_Prompt_: Copy each line that contains the string "this".

<<<<

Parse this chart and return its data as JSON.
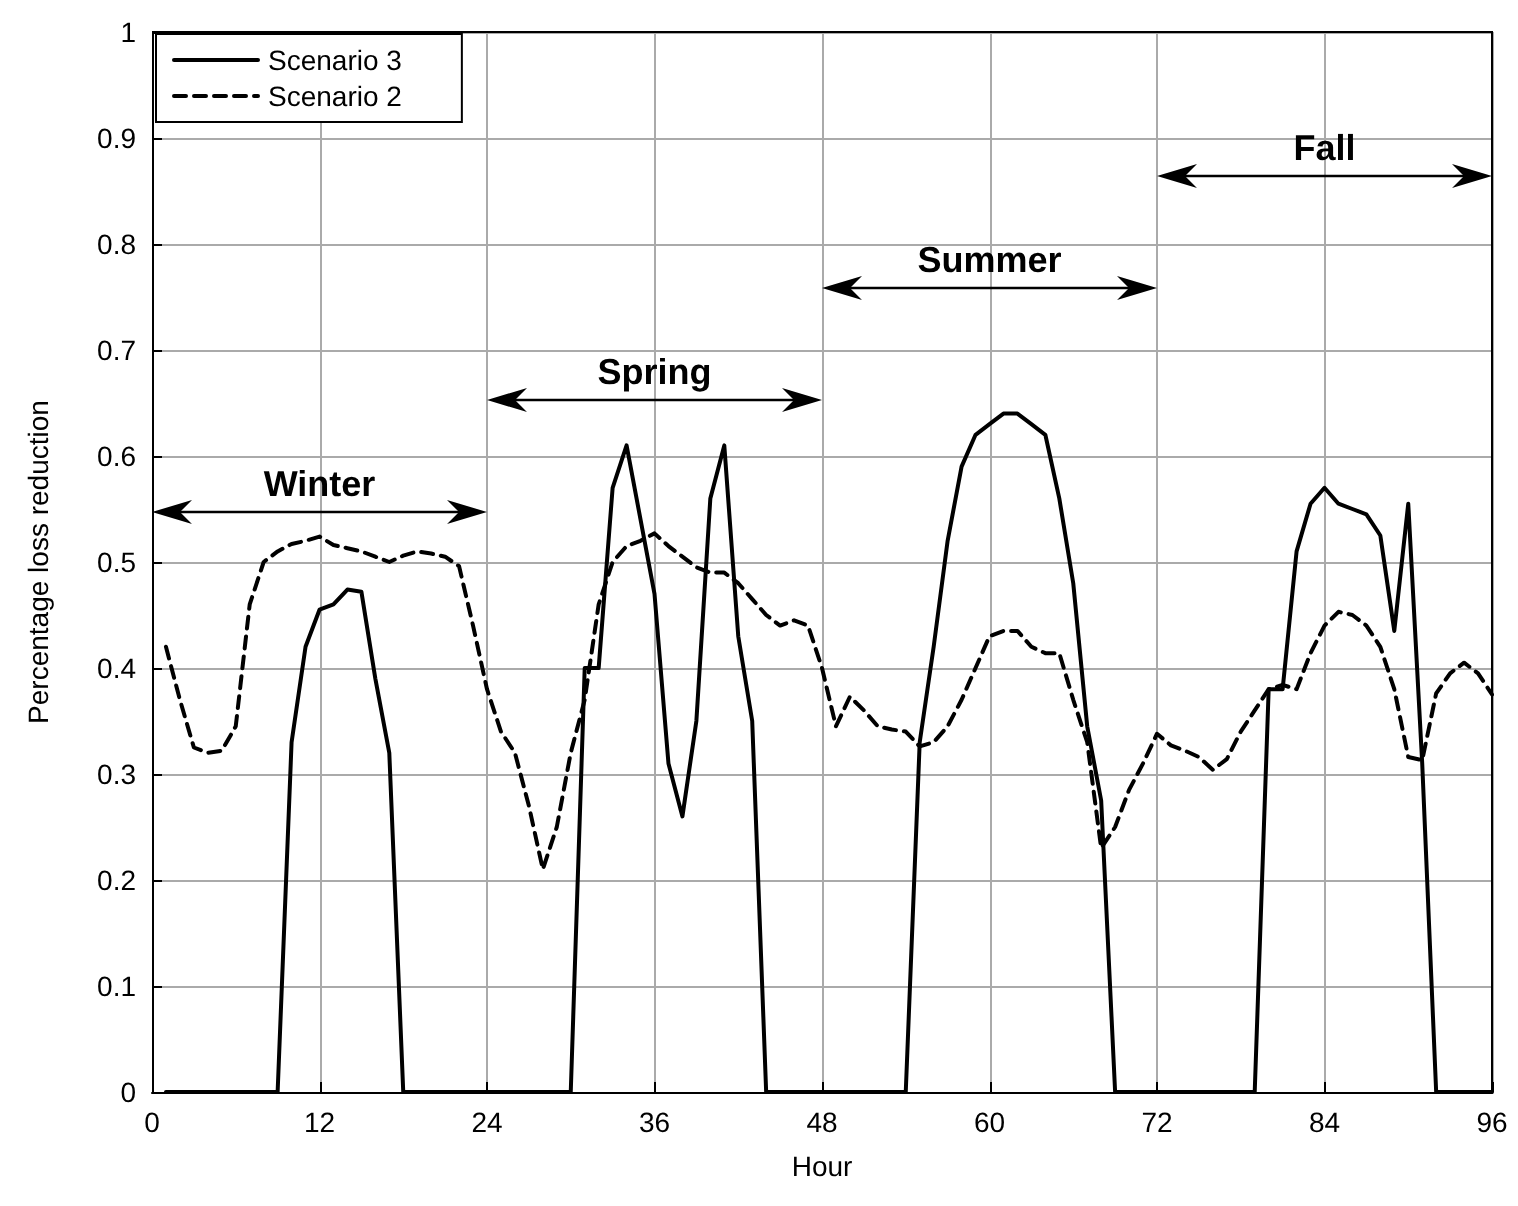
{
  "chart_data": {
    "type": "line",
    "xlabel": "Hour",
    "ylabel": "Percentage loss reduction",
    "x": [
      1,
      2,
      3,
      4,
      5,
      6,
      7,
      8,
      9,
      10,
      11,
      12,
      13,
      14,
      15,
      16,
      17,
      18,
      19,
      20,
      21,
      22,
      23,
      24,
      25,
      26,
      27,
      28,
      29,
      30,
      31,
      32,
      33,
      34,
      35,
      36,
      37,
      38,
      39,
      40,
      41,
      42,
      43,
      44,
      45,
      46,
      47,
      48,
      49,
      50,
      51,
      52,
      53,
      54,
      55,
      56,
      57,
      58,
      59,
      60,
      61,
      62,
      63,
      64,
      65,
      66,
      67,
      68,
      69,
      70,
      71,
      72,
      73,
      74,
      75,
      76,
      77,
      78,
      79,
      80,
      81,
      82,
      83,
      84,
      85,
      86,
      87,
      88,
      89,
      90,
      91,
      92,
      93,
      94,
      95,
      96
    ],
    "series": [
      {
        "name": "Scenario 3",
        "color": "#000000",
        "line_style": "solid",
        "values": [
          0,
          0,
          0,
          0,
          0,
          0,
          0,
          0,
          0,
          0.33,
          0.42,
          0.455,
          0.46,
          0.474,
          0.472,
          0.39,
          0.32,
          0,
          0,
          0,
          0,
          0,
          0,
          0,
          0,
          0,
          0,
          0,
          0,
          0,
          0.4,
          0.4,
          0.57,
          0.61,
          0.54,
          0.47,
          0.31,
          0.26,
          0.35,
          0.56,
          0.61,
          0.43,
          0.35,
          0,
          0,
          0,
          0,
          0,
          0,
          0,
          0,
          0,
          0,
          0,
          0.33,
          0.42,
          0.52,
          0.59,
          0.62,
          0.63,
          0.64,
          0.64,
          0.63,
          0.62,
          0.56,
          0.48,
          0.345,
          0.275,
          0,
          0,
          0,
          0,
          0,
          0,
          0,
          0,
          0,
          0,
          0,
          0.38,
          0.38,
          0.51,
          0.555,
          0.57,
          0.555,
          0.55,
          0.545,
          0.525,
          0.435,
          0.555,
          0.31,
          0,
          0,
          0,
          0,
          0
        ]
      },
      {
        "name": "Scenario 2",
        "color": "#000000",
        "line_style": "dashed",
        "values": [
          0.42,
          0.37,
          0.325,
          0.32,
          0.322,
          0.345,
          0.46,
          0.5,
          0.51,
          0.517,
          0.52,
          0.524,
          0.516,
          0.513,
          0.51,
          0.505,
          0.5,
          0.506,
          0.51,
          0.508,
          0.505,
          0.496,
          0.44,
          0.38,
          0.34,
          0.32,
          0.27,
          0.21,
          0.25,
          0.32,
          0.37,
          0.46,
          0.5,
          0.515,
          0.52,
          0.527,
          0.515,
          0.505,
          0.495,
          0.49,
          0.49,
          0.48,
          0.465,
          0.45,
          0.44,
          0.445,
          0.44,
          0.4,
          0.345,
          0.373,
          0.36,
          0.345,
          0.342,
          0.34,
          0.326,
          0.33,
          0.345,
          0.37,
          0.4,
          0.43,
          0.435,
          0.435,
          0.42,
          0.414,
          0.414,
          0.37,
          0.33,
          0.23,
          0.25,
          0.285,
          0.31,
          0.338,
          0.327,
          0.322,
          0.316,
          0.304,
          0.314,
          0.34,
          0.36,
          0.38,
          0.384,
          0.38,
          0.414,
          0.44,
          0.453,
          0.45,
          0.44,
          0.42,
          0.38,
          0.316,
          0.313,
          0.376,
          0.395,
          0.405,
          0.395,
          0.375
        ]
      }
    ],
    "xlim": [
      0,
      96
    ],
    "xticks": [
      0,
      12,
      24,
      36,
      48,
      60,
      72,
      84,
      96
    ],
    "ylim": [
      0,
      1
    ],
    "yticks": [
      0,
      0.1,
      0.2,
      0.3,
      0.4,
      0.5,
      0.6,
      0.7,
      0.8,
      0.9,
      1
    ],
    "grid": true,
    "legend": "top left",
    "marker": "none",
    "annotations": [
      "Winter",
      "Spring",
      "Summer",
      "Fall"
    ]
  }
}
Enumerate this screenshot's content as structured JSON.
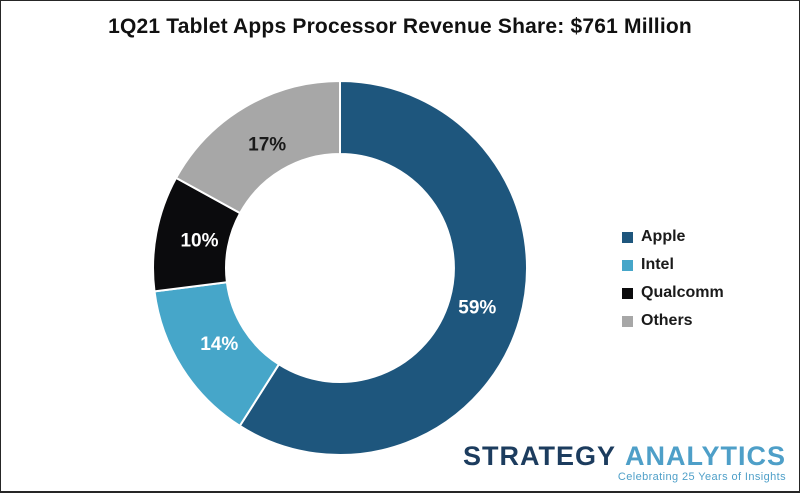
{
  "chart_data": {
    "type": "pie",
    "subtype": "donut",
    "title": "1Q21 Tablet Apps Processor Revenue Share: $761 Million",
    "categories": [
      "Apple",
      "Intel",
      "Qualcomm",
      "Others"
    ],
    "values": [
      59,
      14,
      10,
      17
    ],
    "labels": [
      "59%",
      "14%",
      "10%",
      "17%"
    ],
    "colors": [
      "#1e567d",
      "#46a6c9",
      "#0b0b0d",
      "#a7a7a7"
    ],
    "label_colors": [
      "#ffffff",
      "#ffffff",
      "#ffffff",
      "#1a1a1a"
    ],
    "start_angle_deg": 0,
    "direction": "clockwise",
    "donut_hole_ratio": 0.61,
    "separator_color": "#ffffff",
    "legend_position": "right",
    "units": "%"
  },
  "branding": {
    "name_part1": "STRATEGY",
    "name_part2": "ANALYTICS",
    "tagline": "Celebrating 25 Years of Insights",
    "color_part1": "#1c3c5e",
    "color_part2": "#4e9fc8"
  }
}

>>>>

_Finished exercise_:
Parse this chart and return its data as JSON.
Enumerate this screenshot's content as structured JSON.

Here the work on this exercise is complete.